From the listing below, pull each line that includes "precisión".

• _Material provided_:

__________

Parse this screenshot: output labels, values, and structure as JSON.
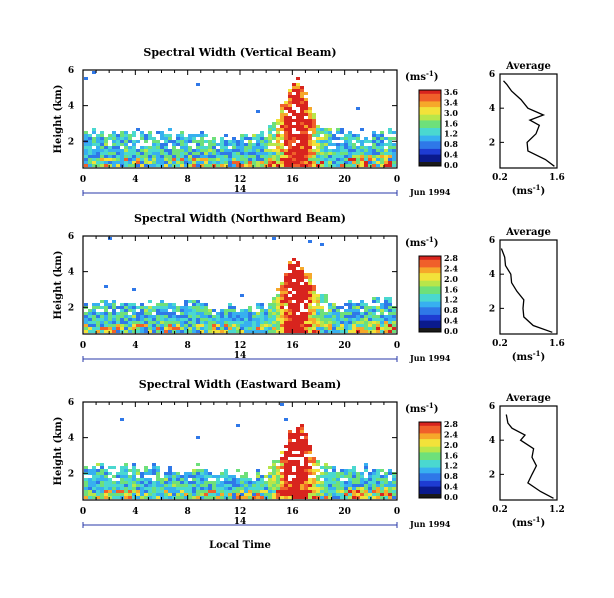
{
  "x_axis_ticks": [
    "0",
    "4",
    "8",
    "12",
    "16",
    "20",
    "0"
  ],
  "y_axis_ticks": [
    "2",
    "4",
    "6"
  ],
  "day_marker": "14",
  "date_label": "Jun 1994",
  "x_axis_label": "Local Time",
  "units_label": "(ms",
  "units_sup": "-1",
  "units_close": ")",
  "average_title": "Average",
  "height_label": "Height (km)",
  "colors": {
    "scale": [
      "#000000",
      "#0a1a8c",
      "#1e3cd2",
      "#2f78e8",
      "#37b0f0",
      "#4ad8d0",
      "#6ee07a",
      "#b8e64a",
      "#f2e23a",
      "#f6a82a",
      "#f0602a",
      "#d8241e"
    ],
    "bar_no_echo": "#1a1a1a"
  },
  "panels": [
    {
      "title": "Spectral Width (Vertical Beam)",
      "colorbar_ticks": [
        "3.6",
        "3.4",
        "3.0",
        "1.6",
        "1.2",
        "0.8",
        "0.4",
        "0.0"
      ],
      "avg_x_ticks": [
        "0.2",
        "1.6"
      ],
      "avg_xlabel": "(ms",
      "avg_xlabel_sup": "-1",
      "avg_xlabel_close": ")"
    },
    {
      "title": "Spectral Width (Northward Beam)",
      "colorbar_ticks": [
        "2.8",
        "2.4",
        "2.0",
        "1.6",
        "1.2",
        "0.8",
        "0.4",
        "0.0"
      ],
      "avg_x_ticks": [
        "0.2",
        "1.6"
      ],
      "avg_xlabel": "(ms",
      "avg_xlabel_sup": "-1",
      "avg_xlabel_close": ")"
    },
    {
      "title": "Spectral Width (Eastward Beam)",
      "colorbar_ticks": [
        "2.8",
        "2.4",
        "2.0",
        "1.6",
        "1.2",
        "0.8",
        "0.4",
        "0.0"
      ],
      "avg_x_ticks": [
        "0.2",
        "1.2"
      ],
      "avg_xlabel": "(ms",
      "avg_xlabel_sup": "-1",
      "avg_xlabel_close": ")"
    }
  ],
  "chart_data": [
    {
      "type": "heatmap",
      "title": "Spectral Width (Vertical Beam)",
      "xlabel": "",
      "ylabel": "Height (km)",
      "xlim": [
        0,
        24
      ],
      "ylim": [
        0.5,
        6
      ],
      "x_ticks": [
        0,
        4,
        8,
        12,
        16,
        20,
        24
      ],
      "y_ticks": [
        2,
        4,
        6
      ],
      "colorbar_range": [
        0.0,
        3.6
      ],
      "average_profile": {
        "title": "Average",
        "xlabel": "(ms-1)",
        "xlim": [
          0.2,
          1.6
        ],
        "height": [
          0.6,
          1.0,
          1.5,
          2.0,
          2.5,
          3.0,
          3.3,
          3.6,
          4.0,
          4.5,
          5.0,
          5.4,
          5.6
        ],
        "value": [
          1.55,
          1.3,
          0.9,
          0.85,
          1.1,
          1.15,
          0.95,
          1.25,
          0.9,
          0.7,
          0.5,
          0.35,
          0.3
        ]
      }
    },
    {
      "type": "heatmap",
      "title": "Spectral Width (Northward Beam)",
      "xlabel": "",
      "ylabel": "Height (km)",
      "xlim": [
        0,
        24
      ],
      "ylim": [
        0.5,
        6
      ],
      "x_ticks": [
        0,
        4,
        8,
        12,
        16,
        20,
        24
      ],
      "y_ticks": [
        2,
        4,
        6
      ],
      "colorbar_range": [
        0.0,
        2.8
      ],
      "average_profile": {
        "title": "Average",
        "xlabel": "(ms-1)",
        "xlim": [
          0.2,
          1.6
        ],
        "height": [
          0.6,
          1.0,
          1.5,
          2.0,
          2.5,
          3.0,
          3.5,
          4.0,
          4.5,
          5.0,
          5.5
        ],
        "value": [
          1.5,
          1.0,
          0.8,
          0.75,
          0.8,
          0.6,
          0.5,
          0.45,
          0.35,
          0.3,
          0.25
        ]
      }
    },
    {
      "type": "heatmap",
      "title": "Spectral Width (Eastward Beam)",
      "xlabel": "Local Time",
      "ylabel": "Height (km)",
      "xlim": [
        0,
        24
      ],
      "ylim": [
        0.5,
        6
      ],
      "x_ticks": [
        0,
        4,
        8,
        12,
        16,
        20,
        24
      ],
      "y_ticks": [
        2,
        4,
        6
      ],
      "colorbar_range": [
        0.0,
        2.8
      ],
      "average_profile": {
        "title": "Average",
        "xlabel": "(ms-1)",
        "xlim": [
          0.2,
          1.2
        ],
        "height": [
          0.6,
          1.0,
          1.5,
          2.0,
          2.5,
          3.0,
          3.5,
          4.0,
          4.3,
          4.7,
          5.0,
          5.5
        ],
        "value": [
          1.15,
          0.9,
          0.7,
          0.75,
          0.85,
          0.75,
          0.8,
          0.55,
          0.65,
          0.4,
          0.35,
          0.3
        ]
      }
    }
  ]
}
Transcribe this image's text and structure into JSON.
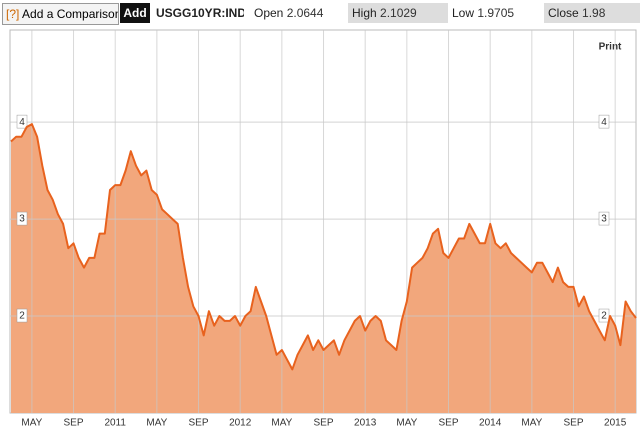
{
  "toolbar": {
    "compare_icon": "[?]",
    "compare": "Add a Comparison",
    "add": "Add",
    "ticker": "USGG10YR:IND",
    "open_label": "Open",
    "open": 2.0644,
    "high_label": "High",
    "high": 2.1029,
    "low_label": "Low",
    "low": 1.9705,
    "close_label": "Close",
    "close": 1.98
  },
  "print": "Print",
  "chart_data": {
    "type": "area",
    "x": [
      2,
      2.5,
      3,
      3.5,
      4,
      4.5,
      5,
      5.5,
      6,
      6.5,
      7,
      7.5,
      8,
      8.5,
      9,
      9.5,
      10,
      10.5,
      11,
      11.5,
      12,
      12.5,
      13,
      13.5,
      14,
      14.5,
      15,
      15.5,
      16,
      16.5,
      17,
      17.5,
      18,
      18.5,
      19,
      19.5,
      20,
      20.5,
      21,
      21.5,
      22,
      22.5,
      23,
      23.5,
      24,
      24.5,
      25,
      25.5,
      26,
      26.5,
      27,
      27.5,
      28,
      28.5,
      29,
      29.5,
      30,
      30.5,
      31,
      31.5,
      32,
      32.5,
      33,
      33.5,
      34,
      34.5,
      35,
      35.5,
      36,
      36.5,
      37,
      37.5,
      38,
      38.5,
      39,
      39.5,
      40,
      40.5,
      41,
      41.5,
      42,
      42.5,
      43,
      43.5,
      44,
      44.5,
      45,
      45.5,
      46,
      46.5,
      47,
      47.5,
      48,
      48.5,
      49,
      49.5,
      50,
      50.5,
      51,
      51.5,
      52,
      52.5,
      53,
      53.5,
      54,
      54.5,
      55,
      55.5,
      56,
      56.5,
      57,
      57.5,
      58,
      58.5,
      59,
      59.5,
      60,
      60.5,
      61,
      61.5,
      62
    ],
    "series": [
      {
        "name": "USGG10YR:IND",
        "color": "#e8621e",
        "fill": "#f2a77c",
        "values": [
          3.8,
          3.85,
          3.85,
          3.95,
          3.98,
          3.85,
          3.55,
          3.3,
          3.2,
          3.05,
          2.95,
          2.7,
          2.75,
          2.6,
          2.5,
          2.6,
          2.6,
          2.85,
          2.85,
          3.3,
          3.35,
          3.35,
          3.5,
          3.7,
          3.55,
          3.45,
          3.5,
          3.3,
          3.25,
          3.1,
          3.05,
          3.0,
          2.95,
          2.6,
          2.3,
          2.1,
          2.0,
          1.8,
          2.05,
          1.9,
          2.0,
          1.95,
          1.95,
          2.0,
          1.9,
          2.0,
          2.05,
          2.3,
          2.15,
          2.0,
          1.8,
          1.6,
          1.65,
          1.55,
          1.45,
          1.6,
          1.7,
          1.8,
          1.65,
          1.75,
          1.65,
          1.7,
          1.75,
          1.6,
          1.75,
          1.85,
          1.95,
          2.0,
          1.85,
          1.95,
          2.0,
          1.95,
          1.75,
          1.7,
          1.65,
          1.95,
          2.15,
          2.5,
          2.55,
          2.6,
          2.7,
          2.85,
          2.9,
          2.65,
          2.6,
          2.7,
          2.8,
          2.8,
          2.95,
          2.85,
          2.75,
          2.75,
          2.95,
          2.75,
          2.7,
          2.75,
          2.65,
          2.6,
          2.55,
          2.5,
          2.45,
          2.55,
          2.55,
          2.45,
          2.35,
          2.5,
          2.35,
          2.3,
          2.3,
          2.1,
          2.2,
          2.05,
          1.95,
          1.85,
          1.75,
          2.0,
          1.9,
          1.7,
          2.15,
          2.05,
          1.98
        ]
      }
    ],
    "xlim": [
      1.9,
      62
    ],
    "xticks": [
      {
        "value": 4,
        "label": "MAY"
      },
      {
        "value": 8,
        "label": "SEP"
      },
      {
        "value": 12,
        "label": "2011"
      },
      {
        "value": 16,
        "label": "MAY"
      },
      {
        "value": 20,
        "label": "SEP"
      },
      {
        "value": 24,
        "label": "2012"
      },
      {
        "value": 28,
        "label": "MAY"
      },
      {
        "value": 32,
        "label": "SEP"
      },
      {
        "value": 36,
        "label": "2013"
      },
      {
        "value": 40,
        "label": "MAY"
      },
      {
        "value": 44,
        "label": "SEP"
      },
      {
        "value": 48,
        "label": "2014"
      },
      {
        "value": 52,
        "label": "MAY"
      },
      {
        "value": 56,
        "label": "SEP"
      },
      {
        "value": 60,
        "label": "2015"
      }
    ],
    "ylim": [
      1,
      4.95
    ],
    "yticks": [
      2,
      3,
      4
    ],
    "grid": true
  }
}
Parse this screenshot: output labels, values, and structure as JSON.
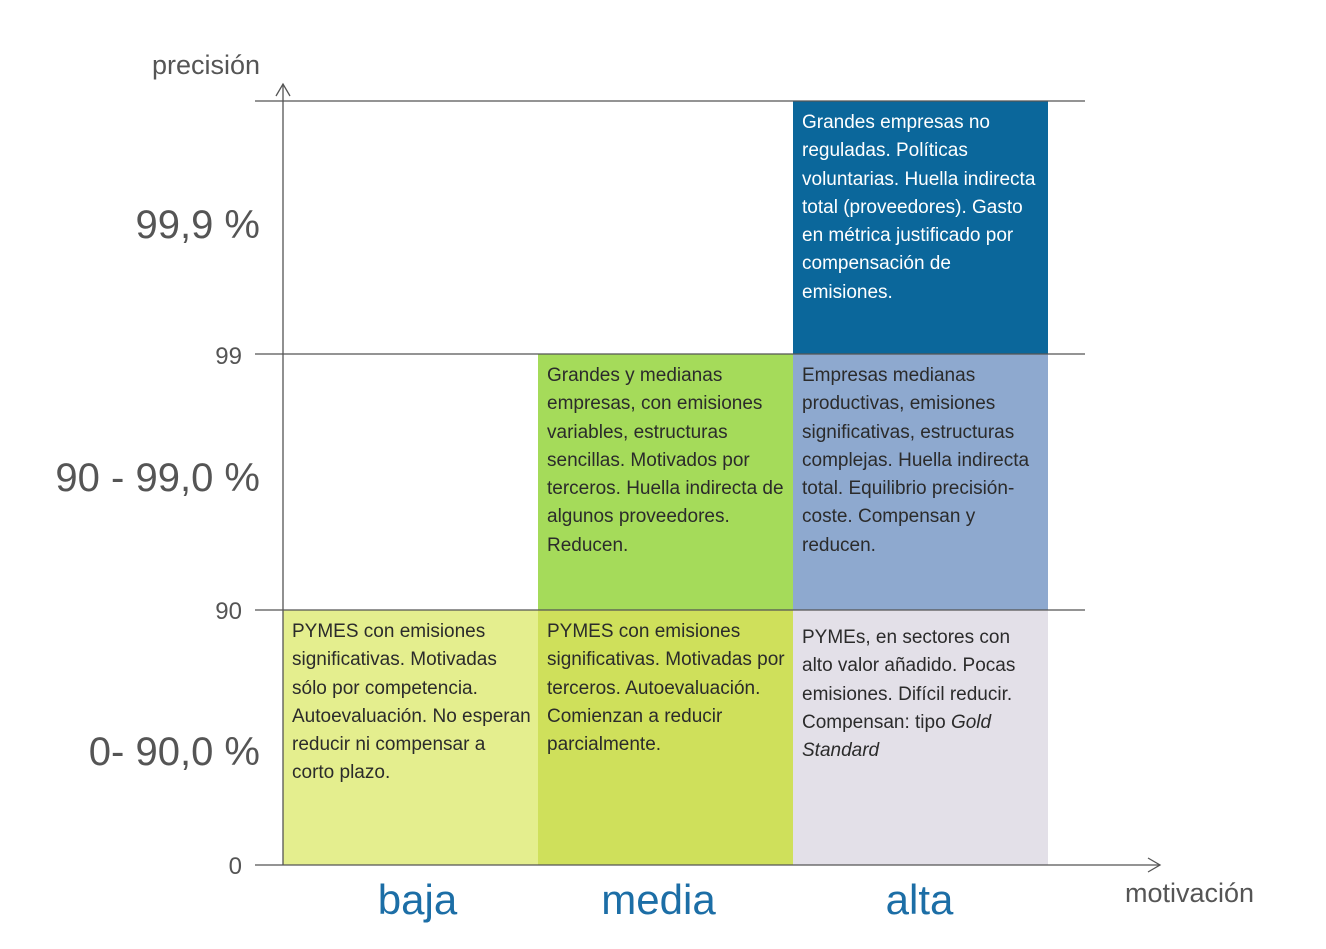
{
  "axes": {
    "y_label": "precisión",
    "x_label": "motivación"
  },
  "rows": [
    {
      "label": "99,9 %"
    },
    {
      "label": "90 - 99,0 %"
    },
    {
      "label": "0- 90,0 %"
    }
  ],
  "ticks": [
    "99",
    "90",
    "0"
  ],
  "columns": [
    "baja",
    "media",
    "alta"
  ],
  "cells": [
    {
      "text": "Grandes empresas no reguladas. Políticas voluntarias. Huella indirecta total (proveedores). Gasto en métrica justificado por compensación de emisiones."
    },
    {
      "text": "Grandes y medianas empresas, con emisiones variables, estructuras sencillas. Motivados por terceros. Huella indirecta de algunos proveedores.  Reducen."
    },
    {
      "text": "Empresas medianas productivas, emisiones significativas, estructuras complejas. Huella indirecta total. Equilibrio precisión-coste. Compensan y reducen."
    },
    {
      "text": "PYMES con emisiones significativas. Motivadas sólo por competencia. Autoevaluación. No esperan reducir ni compensar a corto plazo."
    },
    {
      "text": "PYMES con emisiones significativas. Motivadas por terceros. Autoevaluación. Comienzan a reducir parcialmente."
    },
    {
      "text": "PYMEs, en sectores con alto valor añadido. Pocas emisiones.  Difícil reducir. Compensan: tipo",
      "emphasis": "Gold Standard"
    }
  ]
}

__________

• _Result of this task_:
    "y_label": "precisión",
      "text": "Empresas medianas productivas, emisiones significativas, estructuras complejas. Huella indirecta total. Equilibrio precisión-coste. Compensan y reducen."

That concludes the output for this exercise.